OBJECTIF DE L'EXERCICE: Reproduisez intégralement le texte sur les souvenirs partagés avec Peter, sans en modifier un seul mot.

EXTRAIT DU TEXTE:
Nous nous sommes retrouvés à Paris, plusieurs années plus tard. Nous finissions nos études, je rentrais de l’armée. Peter, en sous-loc alors, ou coloc, je ne sais plus, m’hébergeait. Transition douce… Nous n’étions plus ces lycéens coincés — coincés dans notre province. ce fut un temps Dans Paris, le film, chansons y compris — mais je confonds — à cause de Paris — ce fut ou furent Les Chansons d’amour… Les rues, les appartements, les bars, les nuits… le tout un même espace, une seule dimension, une continuité fluide, que je n’ai plus revécue…
Avec Peter nous sommes allés voir Lost Highway à sa sortie… Je me souviens de Peter, aussi, surtout, aujourd’hui, comme de celui qui a visionné Lost Highway à mon côté, qui a découvert Lost Highway en même temps que moi. (J’allais écrire cela — mais non : nous n’avons rien compris ensemble… je ne sais pas, il fallait juste, nous nous le disions, que nous retournions le voir séance tenante, mais non — c’est que la séance suivante, de midi, était plein tarif…) Pour cette fois, et pour quoi, deux heures ? une éternité ? un instant ? nous n’avons pas
été, Peter et moi, l’un en face
de l’autre…
… le dispositif génère le texte
… j’ai pensé au Blackouts de J. Torres… je pense aux Poèmes fondus de M. Grangaud
… (scrolling down) un rouleau de pluie
… laisse des mots tombés
… effectuant une recherche « trash poetry », je retombe sur la « blackout poetry », sous-catégorie de found poetry, le caviardage, « erasures »… puis sur une « Trash Poetics » — poétique du déchet ?

INFORMATIONS AFFICHÉES:

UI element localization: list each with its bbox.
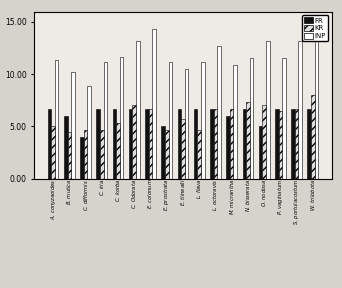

--

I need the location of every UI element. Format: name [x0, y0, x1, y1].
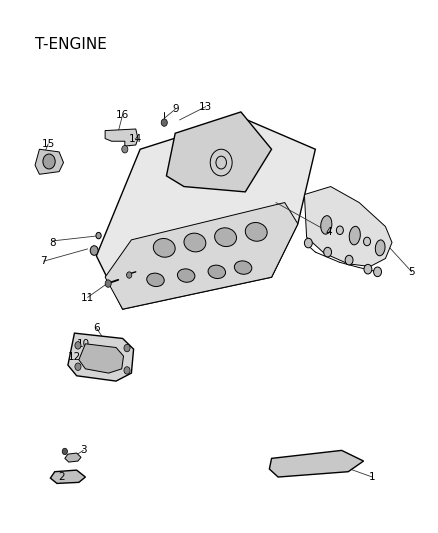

SOLUTION DU PROBLÈME:
Nous nous sommes retrouvés à Paris, plusieurs années plus tard. Nous finissions nos études, je rentrais de l’armée. Peter, en sous-loc alors, ou coloc, je ne sais plus, m’hébergeait. Transition douce… Nous n’étions plus ces lycéens coincés — coincés dans notre province. ce fut un temps Dans Paris, le film, chansons y compris — mais je confonds — à cause de Paris — ce fut ou furent Les Chansons d’amour… Les rues, les appartements, les bars, les nuits… le tout un même espace, une seule dimension, une continuité fluide, que je n’ai plus revécue…
Avec Peter nous sommes allés voir Lost Highway à sa sortie… Je me souviens de Peter, aussi, surtout, aujourd’hui, comme de celui qui a visionné Lost Highway à mon côté, qui a découvert Lost Highway en même temps que moi. (J’allais écrire cela — mais non : nous n’avons rien compris ensemble… je ne sais pas, il fallait juste, nous nous le disions, que nous retournions le voir séance tenante, mais non — c’est que la séance suivante, de midi, était plein tarif…) Pour cette fois, et pour quoi, deux heures ? une éternité ? un instant ? nous n’avons pas
été, Peter et moi, l’un en face
de l’autre…
… le dispositif génère le texte
… j’ai pensé au Blackouts de J. Torres… je pense aux Poèmes fondus de M. Grangaud
… (scrolling down) un rouleau de pluie
… laisse des mots tombés
… effectuant une recherche « trash poetry », je retombe sur la « blackout poetry », sous-catégorie de found poetry, le caviardage, « erasures »… puis sur une « Trash Poetics » — poétique du déchet ?